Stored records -
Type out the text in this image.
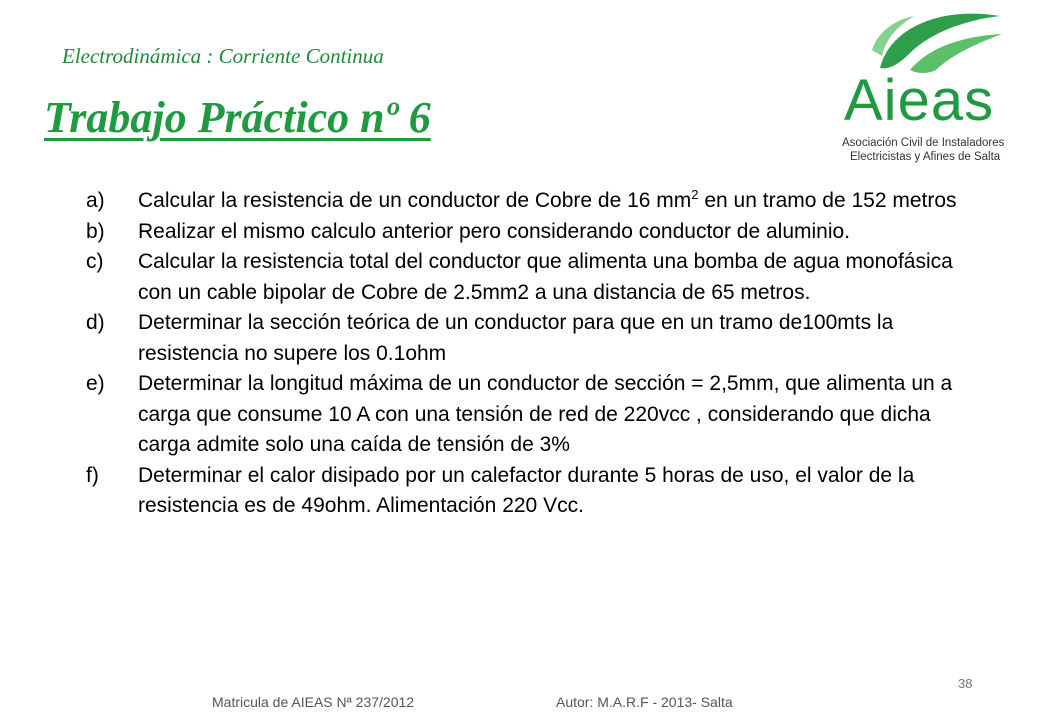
Electrodinámica : Corriente Continua
Trabajo Práctico nº 6	Aieas
Asociación Civil de Instaladores
Electricistas y Afines de Salta
a) Calcular la resistencia de un conductor de Cobre de 16 $mm^2$ en un tramo de 152 metros
b) Realizar el mismo calculo anterior pero considerando conductor de aluminio.
c) Calcular la resistencia total del conductor que alimenta una bomba de agua monofásica con un cable bipolar de Cobre de 2.5mm2 a una distancia de 65 metros.
d) Determinar la sección teórica de un conductor para que en un tramo de100mts la resistencia no supere los 0.1ohm
e) Determinar la longitud máxima de un conductor de sección = 2,5mm, que alimenta un a carga que consume 10 A con una tensión de red de 220vcc , considerando que dicha carga admite solo una caída de tensión de 3%
f) Determinar el calor disipado por un calefactor durante 5 horas de uso, el valor de la resistencia es de 49ohm. Alimentación 220 Vcc.
38
Matricula de AIEAS Nª 237/2012	Autor: M.A.R.F - 2013- Salta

TASK OBJECTIVE -
Give the data again exactly as written, with all pictures left out.

SOLUTION -
Type out the text in this image.
Electrodinámica : Corriente Continua
Trabajo Práctico nº 6	Aieas
Asociación Civil de Instaladores
Electricistas y Afines de Salta
a) Calcular la resistencia de un conductor de Cobre de 16 $mm^2$ en un tramo de 152 metros
b) Realizar el mismo calculo anterior pero considerando conductor de aluminio.
c) Calcular la resistencia total del conductor que alimenta una bomba de agua monofásica con un cable bipolar de Cobre de 2.5mm2 a una distancia de 65 metros.
d) Determinar la sección teórica de un conductor para que en un tramo de100mts la resistencia no supere los 0.1ohm
e) Determinar la longitud máxima de un conductor de sección = 2,5mm, que alimenta un a carga que consume 10 A con una tensión de red de 220vcc , considerando que dicha carga admite solo una caída de tensión de 3%
f) Determinar el calor disipado por un calefactor durante 5 horas de uso, el valor de la resistencia es de 49ohm. Alimentación 220 Vcc.
38
Matricula de AIEAS Nª 237/2012	Autor: M.A.R.F - 2013- Salta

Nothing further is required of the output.